◆ SET EXERCISE
Pick out every line in the data below that holds "ホールディングスの株価".

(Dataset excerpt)
+---+

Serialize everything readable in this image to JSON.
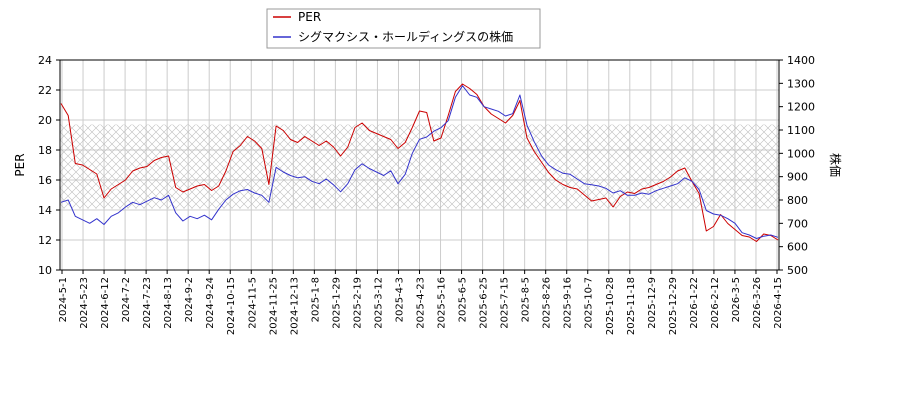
{
  "chart_data": {
    "type": "line",
    "legend": {
      "placement": "top-center",
      "entries": [
        {
          "name": "PER",
          "color": "#cc0000"
        },
        {
          "name": "シグマクシス・ホールディングスの株価",
          "color": "#3333cc"
        }
      ]
    },
    "y_left": {
      "label": "PER",
      "ylim": [
        10,
        24
      ],
      "ticks": [
        "10",
        "12",
        "14",
        "16",
        "18",
        "20",
        "22",
        "24"
      ]
    },
    "y_right": {
      "label": "株価",
      "ylim": [
        500,
        1400
      ],
      "ticks": [
        "500",
        "600",
        "700",
        "800",
        "900",
        "1000",
        "1100",
        "1200",
        "1300",
        "1400"
      ]
    },
    "x_ticks": [
      "2024-5-1",
      "2024-5-23",
      "2024-6-12",
      "2024-7-2",
      "2024-7-23",
      "2024-8-13",
      "2024-9-2",
      "2024-9-24",
      "2024-10-15",
      "2024-11-5",
      "2024-11-25",
      "2024-12-13",
      "2025-1-8",
      "2025-1-29",
      "2025-2-19",
      "2025-3-12",
      "2025-4-3",
      "2025-4-23",
      "2025-5-16",
      "2025-6-5",
      "2025-6-25",
      "2025-7-15",
      "2025-8-5",
      "2025-8-26",
      "2025-9-16",
      "2025-10-7",
      "2025-10-28",
      "2025-11-18",
      "2025-12-9",
      "2025-12-29",
      "2026-1-22",
      "2026-2-12",
      "2026-3-5",
      "2026-3-26",
      "2026-4-15"
    ],
    "grid": true,
    "hatched_band": {
      "axis": "left",
      "from": 14.1,
      "to": 19.7
    },
    "series": [
      {
        "name": "PER",
        "axis": "left",
        "color": "#cc0000",
        "values": [
          21.1,
          20.3,
          17.1,
          17.0,
          16.7,
          16.4,
          14.8,
          15.4,
          15.7,
          16.0,
          16.6,
          16.8,
          16.9,
          17.3,
          17.5,
          17.6,
          15.5,
          15.2,
          15.4,
          15.6,
          15.7,
          15.3,
          15.6,
          16.6,
          17.9,
          18.3,
          18.9,
          18.6,
          18.1,
          15.7,
          19.6,
          19.3,
          18.7,
          18.5,
          18.9,
          18.6,
          18.3,
          18.6,
          18.2,
          17.6,
          18.2,
          19.5,
          19.8,
          19.3,
          19.1,
          18.9,
          18.7,
          18.1,
          18.5,
          19.5,
          20.6,
          20.5,
          18.6,
          18.8,
          20.3,
          21.9,
          22.4,
          22.1,
          21.7,
          20.9,
          20.4,
          20.1,
          19.8,
          20.3,
          21.3,
          18.8,
          17.9,
          17.2,
          16.5,
          16.0,
          15.7,
          15.5,
          15.4,
          15.0,
          14.6,
          14.7,
          14.8,
          14.2,
          14.9,
          15.2,
          15.1,
          15.4,
          15.5,
          15.7,
          15.9,
          16.2,
          16.6,
          16.8,
          15.9,
          15.1,
          12.6,
          12.9,
          13.7,
          13.1,
          12.7,
          12.3,
          12.2,
          11.9,
          12.4,
          12.3,
          12.0
        ]
      },
      {
        "name": "シグマクシス・ホールディングスの株価",
        "axis": "right",
        "color": "#3333cc",
        "values": [
          790,
          800,
          730,
          715,
          700,
          720,
          695,
          730,
          745,
          770,
          790,
          780,
          795,
          810,
          800,
          820,
          745,
          710,
          730,
          720,
          735,
          715,
          760,
          800,
          825,
          840,
          845,
          830,
          820,
          790,
          940,
          920,
          905,
          895,
          900,
          880,
          870,
          890,
          865,
          835,
          870,
          930,
          955,
          935,
          920,
          905,
          925,
          870,
          910,
          1000,
          1060,
          1070,
          1095,
          1110,
          1140,
          1240,
          1290,
          1250,
          1240,
          1200,
          1190,
          1180,
          1160,
          1170,
          1250,
          1120,
          1050,
          990,
          950,
          930,
          915,
          910,
          890,
          870,
          865,
          860,
          850,
          830,
          840,
          820,
          820,
          830,
          825,
          840,
          850,
          860,
          870,
          895,
          880,
          845,
          755,
          740,
          735,
          720,
          700,
          660,
          650,
          635,
          645,
          650,
          640
        ]
      }
    ]
  }
}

+---+

◆ FULL RESPONSE
          "name": "シグマクシス・ホールディングスの株価",
        "name": "シグマクシス・ホールディングスの株価",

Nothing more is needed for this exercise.